====== Zu verwendende Einträge ======

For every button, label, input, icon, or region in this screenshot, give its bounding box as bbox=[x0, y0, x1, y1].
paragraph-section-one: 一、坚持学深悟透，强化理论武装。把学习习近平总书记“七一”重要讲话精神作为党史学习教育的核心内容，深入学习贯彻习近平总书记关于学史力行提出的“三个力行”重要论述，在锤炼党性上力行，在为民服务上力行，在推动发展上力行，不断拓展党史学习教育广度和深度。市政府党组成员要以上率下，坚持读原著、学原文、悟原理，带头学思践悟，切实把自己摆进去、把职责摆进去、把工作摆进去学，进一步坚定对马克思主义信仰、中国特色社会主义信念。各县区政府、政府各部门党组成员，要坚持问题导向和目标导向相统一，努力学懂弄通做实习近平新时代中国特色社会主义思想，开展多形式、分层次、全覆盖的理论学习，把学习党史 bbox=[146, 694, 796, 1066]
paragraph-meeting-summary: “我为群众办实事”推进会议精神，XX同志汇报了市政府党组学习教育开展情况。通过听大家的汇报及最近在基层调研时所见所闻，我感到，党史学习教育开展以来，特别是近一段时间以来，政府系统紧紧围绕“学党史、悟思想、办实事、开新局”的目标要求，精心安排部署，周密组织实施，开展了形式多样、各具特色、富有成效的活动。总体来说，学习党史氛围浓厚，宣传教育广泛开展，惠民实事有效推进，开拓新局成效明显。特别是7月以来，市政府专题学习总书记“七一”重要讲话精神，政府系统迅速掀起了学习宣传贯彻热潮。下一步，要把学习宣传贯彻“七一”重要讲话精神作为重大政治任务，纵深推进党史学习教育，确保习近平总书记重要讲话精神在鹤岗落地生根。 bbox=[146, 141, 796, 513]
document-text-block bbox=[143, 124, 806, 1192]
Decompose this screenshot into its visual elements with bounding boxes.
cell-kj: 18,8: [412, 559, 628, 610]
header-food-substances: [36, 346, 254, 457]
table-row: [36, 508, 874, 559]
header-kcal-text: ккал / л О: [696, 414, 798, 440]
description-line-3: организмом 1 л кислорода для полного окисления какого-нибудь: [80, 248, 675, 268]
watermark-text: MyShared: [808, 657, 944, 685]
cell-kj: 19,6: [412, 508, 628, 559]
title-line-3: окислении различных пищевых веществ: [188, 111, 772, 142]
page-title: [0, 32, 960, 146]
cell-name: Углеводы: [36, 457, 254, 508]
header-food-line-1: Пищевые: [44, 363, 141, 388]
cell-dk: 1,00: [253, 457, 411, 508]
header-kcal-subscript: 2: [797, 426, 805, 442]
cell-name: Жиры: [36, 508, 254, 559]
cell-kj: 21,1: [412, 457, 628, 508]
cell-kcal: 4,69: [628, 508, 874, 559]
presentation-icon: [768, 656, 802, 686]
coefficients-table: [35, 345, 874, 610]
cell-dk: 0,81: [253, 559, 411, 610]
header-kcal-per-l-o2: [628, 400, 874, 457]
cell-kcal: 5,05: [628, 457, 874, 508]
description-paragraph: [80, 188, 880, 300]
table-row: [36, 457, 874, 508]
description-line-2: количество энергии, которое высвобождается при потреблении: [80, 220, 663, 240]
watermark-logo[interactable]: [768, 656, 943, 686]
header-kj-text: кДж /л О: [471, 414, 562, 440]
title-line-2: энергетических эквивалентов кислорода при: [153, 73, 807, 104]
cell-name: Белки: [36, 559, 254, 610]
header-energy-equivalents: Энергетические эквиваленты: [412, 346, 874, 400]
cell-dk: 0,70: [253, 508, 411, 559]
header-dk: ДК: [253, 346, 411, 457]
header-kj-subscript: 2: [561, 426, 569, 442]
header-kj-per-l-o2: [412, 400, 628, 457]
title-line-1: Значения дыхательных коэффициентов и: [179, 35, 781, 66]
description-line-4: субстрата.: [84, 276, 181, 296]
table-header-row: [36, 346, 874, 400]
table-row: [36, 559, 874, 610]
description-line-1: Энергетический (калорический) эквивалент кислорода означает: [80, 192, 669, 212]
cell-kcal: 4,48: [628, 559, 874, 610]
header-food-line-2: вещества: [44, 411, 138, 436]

======

§ Aufgabenbeschreibung
Wiederhole die Einträge wortgetreu vom Anfang bis einschließlich der Zeile, die „[412, 346, 874, 400]“ enthält.

§ Lösung der Aufgabe
For every button, label, input, icon, or region in this screenshot, give its bounding box as bbox=[x0, y0, x1, y1].
paragraph-section-one: 一、坚持学深悟透，强化理论武装。把学习习近平总书记“七一”重要讲话精神作为党史学习教育的核心内容，深入学习贯彻习近平总书记关于学史力行提出的“三个力行”重要论述，在锤炼党性上力行，在为民服务上力行，在推动发展上力行，不断拓展党史学习教育广度和深度。市政府党组成员要以上率下，坚持读原著、学原文、悟原理，带头学思践悟，切实把自己摆进去、把职责摆进去、把工作摆进去学，进一步坚定对马克思主义信仰、中国特色社会主义信念。各县区政府、政府各部门党组成员，要坚持问题导向和目标导向相统一，努力学懂弄通做实习近平新时代中国特色社会主义思想，开展多形式、分层次、全覆盖的理论学习，把学习党史 bbox=[146, 694, 796, 1066]
paragraph-meeting-summary: “我为群众办实事”推进会议精神，XX同志汇报了市政府党组学习教育开展情况。通过听大家的汇报及最近在基层调研时所见所闻，我感到，党史学习教育开展以来，特别是近一段时间以来，政府系统紧紧围绕“学党史、悟思想、办实事、开新局”的目标要求，精心安排部署，周密组织实施，开展了形式多样、各具特色、富有成效的活动。总体来说，学习党史氛围浓厚，宣传教育广泛开展，惠民实事有效推进，开拓新局成效明显。特别是7月以来，市政府专题学习总书记“七一”重要讲话精神，政府系统迅速掀起了学习宣传贯彻热潮。下一步，要把学习宣传贯彻“七一”重要讲话精神作为重大政治任务，纵深推进党史学习教育，确保习近平总书记重要讲话精神在鹤岗落地生根。 bbox=[146, 141, 796, 513]
document-text-block bbox=[143, 124, 806, 1192]
Decompose this screenshot into its visual elements with bounding boxes.
cell-kj: 18,8: [412, 559, 628, 610]
header-food-substances: [36, 346, 254, 457]
table-row: [36, 508, 874, 559]
header-kcal-text: ккал / л О: [696, 414, 798, 440]
description-line-3: организмом 1 л кислорода для полного окисления какого-нибудь: [80, 248, 675, 268]
watermark-text: MyShared: [808, 657, 944, 685]
cell-kj: 19,6: [412, 508, 628, 559]
title-line-3: окислении различных пищевых веществ: [188, 111, 772, 142]
page-title: [0, 32, 960, 146]
cell-name: Углеводы: [36, 457, 254, 508]
header-food-line-1: Пищевые: [44, 363, 141, 388]
cell-dk: 1,00: [253, 457, 411, 508]
header-kcal-subscript: 2: [797, 426, 805, 442]
cell-name: Жиры: [36, 508, 254, 559]
cell-kj: 21,1: [412, 457, 628, 508]
cell-kcal: 4,69: [628, 508, 874, 559]
presentation-icon: [768, 656, 802, 686]
coefficients-table: [35, 345, 874, 610]
cell-dk: 0,81: [253, 559, 411, 610]
header-kcal-per-l-o2: [628, 400, 874, 457]
cell-kcal: 5,05: [628, 457, 874, 508]
description-paragraph: [80, 188, 880, 300]
table-row: [36, 457, 874, 508]
description-line-2: количество энергии, которое высвобождается при потреблении: [80, 220, 663, 240]
watermark-logo[interactable]: [768, 656, 943, 686]
header-kj-text: кДж /л О: [471, 414, 562, 440]
title-line-2: энергетических эквивалентов кислорода при: [153, 73, 807, 104]
cell-name: Белки: [36, 559, 254, 610]
header-energy-equivalents: Энергетические эквиваленты: [412, 346, 874, 400]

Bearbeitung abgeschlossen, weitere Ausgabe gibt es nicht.